▶ **Set problem**:
In the material below, the lines containing the word "Elicited" are required; copy each of them.

▶ **Working data**:
_ _ _ _
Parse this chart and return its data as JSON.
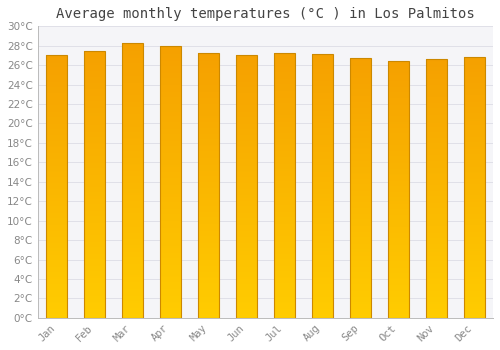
{
  "title": "Average monthly temperatures (°C ) in Los Palmitos",
  "months": [
    "Jan",
    "Feb",
    "Mar",
    "Apr",
    "May",
    "Jun",
    "Jul",
    "Aug",
    "Sep",
    "Oct",
    "Nov",
    "Dec"
  ],
  "values": [
    27.0,
    27.5,
    28.3,
    28.0,
    27.2,
    27.0,
    27.3,
    27.1,
    26.7,
    26.4,
    26.6,
    26.8
  ],
  "ylim": [
    0,
    30
  ],
  "yticks": [
    0,
    2,
    4,
    6,
    8,
    10,
    12,
    14,
    16,
    18,
    20,
    22,
    24,
    26,
    28,
    30
  ],
  "bar_color_bottom": "#FFCC00",
  "bar_color_top": "#F5A000",
  "bar_edge_color": "#CC8800",
  "background_color": "#FFFFFF",
  "plot_bg_color": "#F5F5F8",
  "grid_color": "#E0E0E8",
  "title_fontsize": 10,
  "tick_fontsize": 7.5,
  "title_color": "#444444",
  "tick_color": "#888888"
}
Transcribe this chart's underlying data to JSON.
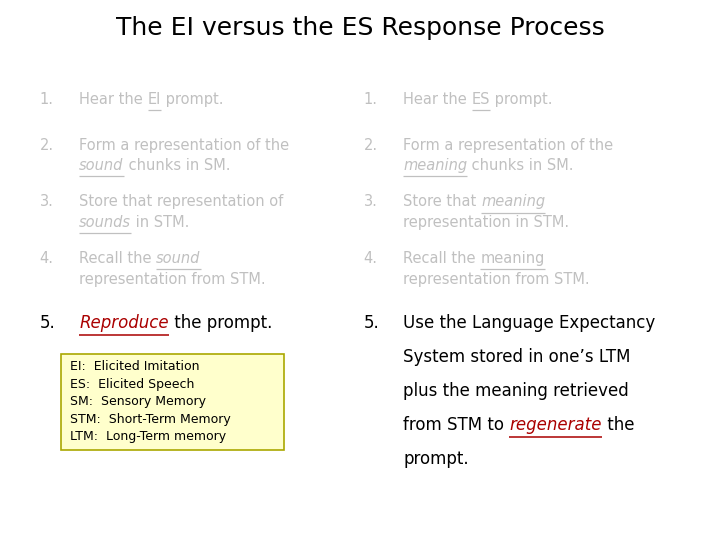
{
  "title": "The EI versus the ES Response Process",
  "bg": "#ffffff",
  "title_color": "#000000",
  "gray": "#c0c0c0",
  "red": "#aa0000",
  "black": "#000000",
  "box_bg": "#ffffcc",
  "box_border": "#aaa800",
  "box_lines": [
    "EI:  Elicited Imitation",
    "ES:  Elicited Speech",
    "SM:  Sensory Memory",
    "STM:  Short-Term Memory",
    "LTM:  Long-Term memory"
  ]
}
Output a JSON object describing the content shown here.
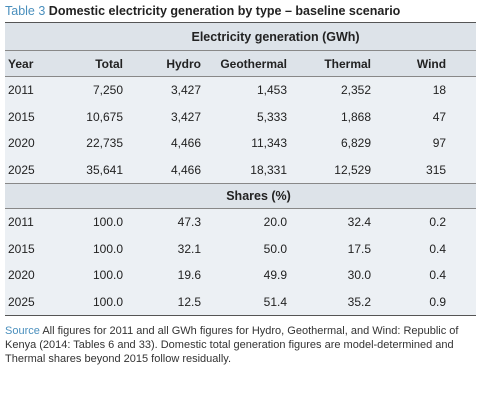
{
  "caption": {
    "label": "Table 3",
    "title": "Domestic electricity generation by type – baseline scenario"
  },
  "table": {
    "group_header": "Electricity generation (GWh)",
    "columns": [
      "Year",
      "Total",
      "Hydro",
      "Geothermal",
      "Thermal",
      "Wind"
    ],
    "generation_rows": [
      [
        "2011",
        "7,250",
        "3,427",
        "1,453",
        "2,352",
        "18"
      ],
      [
        "2015",
        "10,675",
        "3,427",
        "5,333",
        "1,868",
        "47"
      ],
      [
        "2020",
        "22,735",
        "4,466",
        "11,343",
        "6,829",
        "97"
      ],
      [
        "2025",
        "35,641",
        "4,466",
        "18,331",
        "12,529",
        "315"
      ]
    ],
    "shares_header": "Shares (%)",
    "shares_rows": [
      [
        "2011",
        "100.0",
        "47.3",
        "20.0",
        "32.4",
        "0.2"
      ],
      [
        "2015",
        "100.0",
        "32.1",
        "50.0",
        "17.5",
        "0.4"
      ],
      [
        "2020",
        "100.0",
        "19.6",
        "49.9",
        "30.0",
        "0.4"
      ],
      [
        "2025",
        "100.0",
        "12.5",
        "51.4",
        "35.2",
        "0.9"
      ]
    ]
  },
  "source": {
    "label": "Source",
    "text": "All figures for 2011 and all GWh figures for Hydro, Geothermal, and Wind: Republic of Kenya (2014: Tables 6 and 33). Domestic total generation figures are model-determined and Thermal shares beyond 2015 follow residually."
  }
}
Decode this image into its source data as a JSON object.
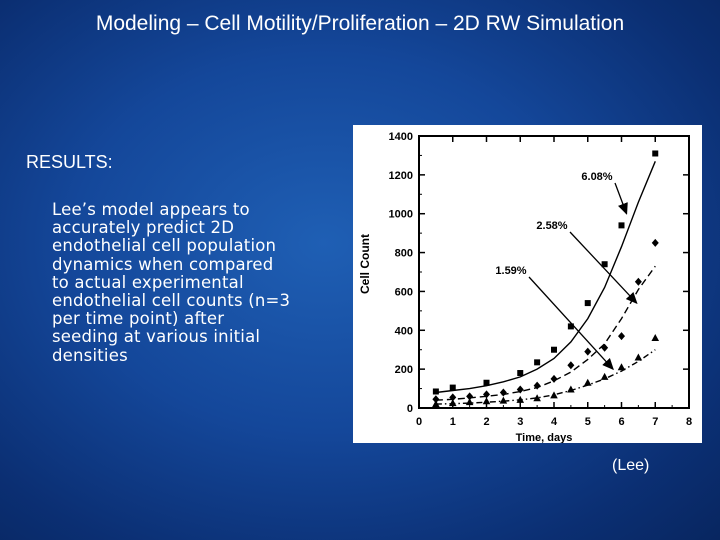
{
  "slide": {
    "title": "Modeling – Cell Motility/Proliferation – 2D RW Simulation",
    "results_heading": "RESULTS:",
    "body_lines": [
      "Lee’s model appears to",
      "accurately predict 2D",
      "endothelial cell population",
      "dynamics when compared",
      "to actual experimental",
      "endothelial cell counts (n=3",
      "per time point) after",
      "seeding at various initial",
      "densities"
    ],
    "source": "(Lee)"
  },
  "chart_data": {
    "type": "scatter",
    "xlabel": "Time,  days",
    "ylabel": "Cell Count",
    "xlim": [
      0,
      8
    ],
    "ylim": [
      0,
      1400
    ],
    "xticks": [
      0,
      1,
      2,
      3,
      4,
      5,
      6,
      7,
      8
    ],
    "yticks": [
      0,
      200,
      400,
      600,
      800,
      1000,
      1200,
      1400
    ],
    "series": [
      {
        "name": "6.08%",
        "marker": "square",
        "line_style": "solid",
        "points": [
          [
            0.5,
            85
          ],
          [
            1,
            105
          ],
          [
            2,
            130
          ],
          [
            3,
            180
          ],
          [
            3.5,
            235
          ],
          [
            4,
            300
          ],
          [
            4.5,
            420
          ],
          [
            5,
            540
          ],
          [
            5.5,
            740
          ],
          [
            6,
            940
          ],
          [
            7,
            1310
          ]
        ],
        "curve": [
          [
            0.5,
            80
          ],
          [
            1,
            90
          ],
          [
            1.5,
            100
          ],
          [
            2,
            115
          ],
          [
            2.5,
            135
          ],
          [
            3,
            160
          ],
          [
            3.5,
            200
          ],
          [
            4,
            255
          ],
          [
            4.5,
            340
          ],
          [
            5,
            460
          ],
          [
            5.5,
            620
          ],
          [
            6,
            830
          ],
          [
            6.5,
            1060
          ],
          [
            7,
            1270
          ]
        ]
      },
      {
        "name": "2.58%",
        "marker": "diamond",
        "line_style": "dashed",
        "points": [
          [
            0.5,
            45
          ],
          [
            1,
            55
          ],
          [
            1.5,
            60
          ],
          [
            2,
            70
          ],
          [
            2.5,
            80
          ],
          [
            3,
            95
          ],
          [
            3.5,
            115
          ],
          [
            4,
            150
          ],
          [
            4.5,
            220
          ],
          [
            5,
            290
          ],
          [
            5.5,
            310
          ],
          [
            6,
            370
          ],
          [
            6.5,
            650
          ],
          [
            7,
            850
          ]
        ],
        "curve": [
          [
            0.5,
            40
          ],
          [
            1,
            45
          ],
          [
            1.5,
            52
          ],
          [
            2,
            60
          ],
          [
            2.5,
            70
          ],
          [
            3,
            85
          ],
          [
            3.5,
            105
          ],
          [
            4,
            140
          ],
          [
            4.5,
            185
          ],
          [
            5,
            250
          ],
          [
            5.5,
            330
          ],
          [
            6,
            460
          ],
          [
            6.5,
            610
          ],
          [
            7,
            730
          ]
        ]
      },
      {
        "name": "1.59%",
        "marker": "triangle",
        "line_style": "dash-dot",
        "points": [
          [
            0.5,
            20
          ],
          [
            1,
            25
          ],
          [
            1.5,
            30
          ],
          [
            2,
            35
          ],
          [
            2.5,
            38
          ],
          [
            3,
            42
          ],
          [
            3.5,
            50
          ],
          [
            4,
            65
          ],
          [
            4.5,
            95
          ],
          [
            5,
            130
          ],
          [
            5.5,
            160
          ],
          [
            6,
            210
          ],
          [
            6.5,
            260
          ],
          [
            7,
            360
          ]
        ],
        "curve": [
          [
            0.5,
            20
          ],
          [
            1,
            22
          ],
          [
            1.5,
            25
          ],
          [
            2,
            30
          ],
          [
            2.5,
            35
          ],
          [
            3,
            42
          ],
          [
            3.5,
            52
          ],
          [
            4,
            68
          ],
          [
            4.5,
            90
          ],
          [
            5,
            118
          ],
          [
            5.5,
            150
          ],
          [
            6,
            190
          ],
          [
            6.5,
            240
          ],
          [
            7,
            300
          ]
        ]
      }
    ],
    "annotations": [
      {
        "text": "6.08%",
        "arrow_to": [
          6.15,
          1000
        ]
      },
      {
        "text": "2.58%",
        "arrow_to": [
          6.45,
          540
        ]
      },
      {
        "text": "1.59%",
        "arrow_to": [
          5.75,
          200
        ]
      }
    ],
    "grid": false,
    "colors": {
      "ink": "#000000",
      "background": "#ffffff"
    }
  }
}
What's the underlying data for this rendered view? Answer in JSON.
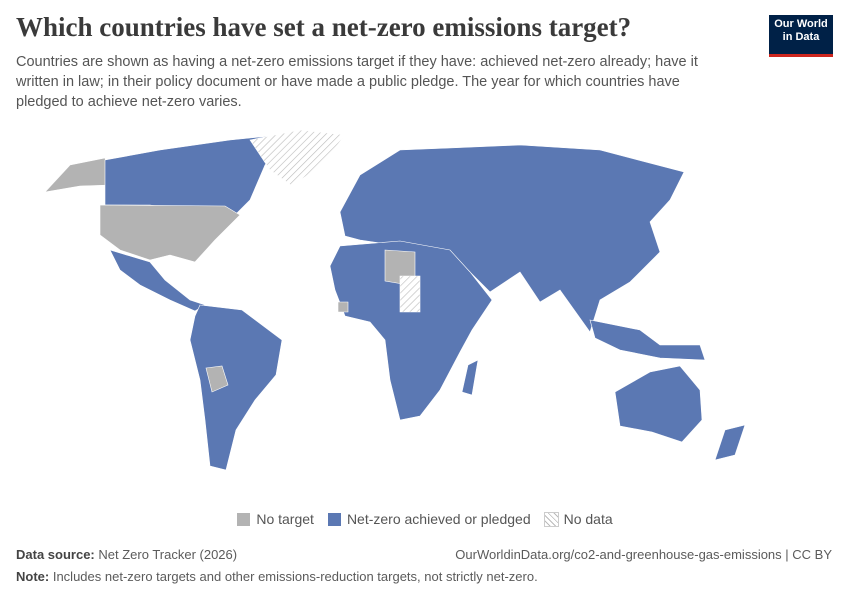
{
  "header": {
    "title": "Which countries have set a net-zero emissions target?",
    "subtitle": "Countries are shown as having a net-zero emissions target if they have: achieved net-zero already; have it written in law; in their policy document or have made a public pledge. The year for which countries have pledged to achieve net-zero varies."
  },
  "logo": {
    "line1": "Our World",
    "line2": "in Data"
  },
  "legend": {
    "items": [
      {
        "label": "No target",
        "color": "#b3b3b3"
      },
      {
        "label": "Net-zero achieved or pledged",
        "color": "#5b78b3"
      },
      {
        "label": "No data",
        "pattern": "hatch"
      }
    ]
  },
  "footer": {
    "source_label": "Data source:",
    "source": "Net Zero Tracker (2026)",
    "url": "OurWorldinData.org/co2-and-greenhouse-gas-emissions | CC BY",
    "note_label": "Note:",
    "note": "Includes net-zero targets and other emissions-reduction targets, not strictly net-zero."
  }
}
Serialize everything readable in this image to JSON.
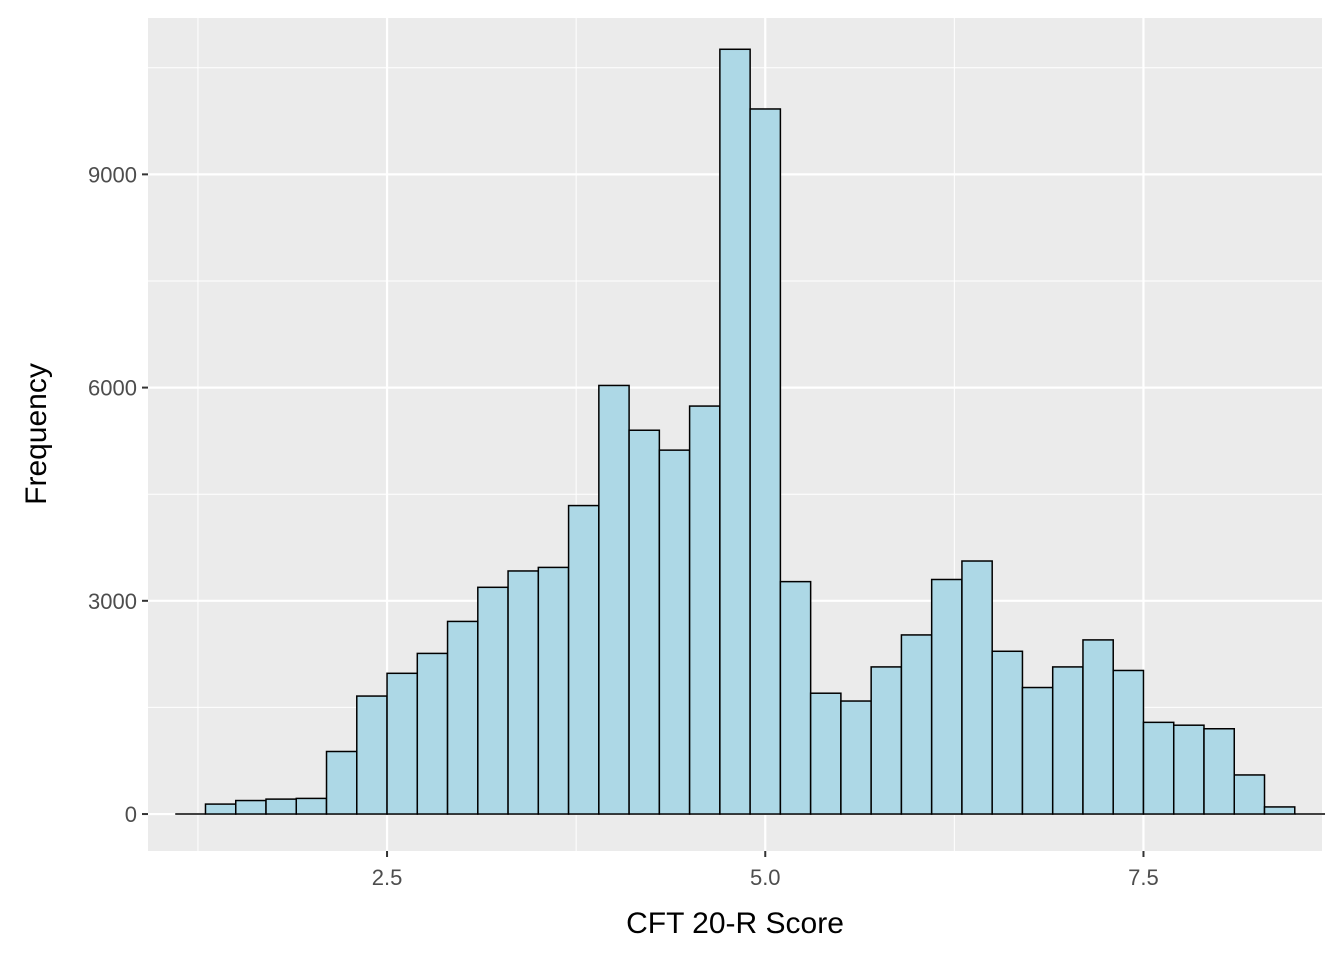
_ _ _ _
▶ **Output of the exercise**:
    "EI:  Elicited Imitation",
    "ES:  Elicited Speech",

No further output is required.